*Exercise aim:*
Word for word, give the material below again, minus any images.
------ Task inputs ------
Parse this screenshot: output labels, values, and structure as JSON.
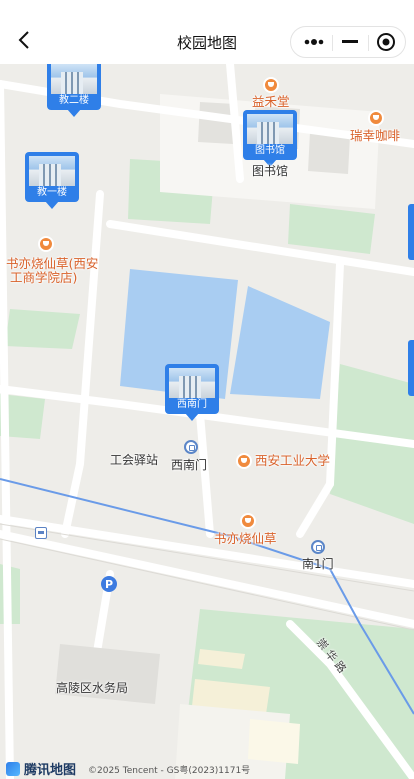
{
  "nav": {
    "title": "校园地图"
  },
  "markers": {
    "jiaoer": "教二楼",
    "jiaoyi": "教一楼",
    "library": "图书馆",
    "xinanmen": "西南门"
  },
  "pois": {
    "yihetang": "益禾堂",
    "ruixing": "瑞幸咖啡",
    "shuyi_school_line1": "书亦烧仙草(西安",
    "shuyi_school_line2": "工商学院店)",
    "shuyi_south": "书亦烧仙草",
    "xian_tech_univ": "西安工业大学",
    "gonghui": "工会驿站",
    "xinanmen": "西南门",
    "nan1men": "南1门",
    "library_under": "图书馆",
    "water_bureau": "高陵区水务局",
    "road_name": "崇 华 路"
  },
  "footer": {
    "brand": "腾讯地图",
    "copyright": "©2025 Tencent - GS粤(2023)1171号"
  },
  "colors": {
    "marker": "#2f7fe8",
    "poi_orange": "#f08a3d",
    "water": "#a9cdf2",
    "green": "#cfe8cf"
  }
}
------
*Response to this task:*
Parse this screenshot: output labels, values, and structure as JSON.
{
  "nav": {
    "title": "校园地图"
  },
  "markers": {
    "jiaoer": "教二楼",
    "jiaoyi": "教一楼",
    "library": "图书馆",
    "xinanmen": "西南门"
  },
  "pois": {
    "yihetang": "益禾堂",
    "ruixing": "瑞幸咖啡",
    "shuyi_school_line1": "书亦烧仙草(西安",
    "shuyi_school_line2": "工商学院店)",
    "shuyi_south": "书亦烧仙草",
    "xian_tech_univ": "西安工业大学",
    "gonghui": "工会驿站",
    "xinanmen": "西南门",
    "nan1men": "南1门",
    "library_under": "图书馆",
    "water_bureau": "高陵区水务局",
    "road_name": "崇 华 路"
  },
  "footer": {
    "brand": "腾讯地图",
    "copyright": "©2025 Tencent - GS粤(2023)1171号"
  },
  "colors": {
    "marker": "#2f7fe8",
    "poi_orange": "#f08a3d",
    "water": "#a9cdf2",
    "green": "#cfe8cf"
  }
}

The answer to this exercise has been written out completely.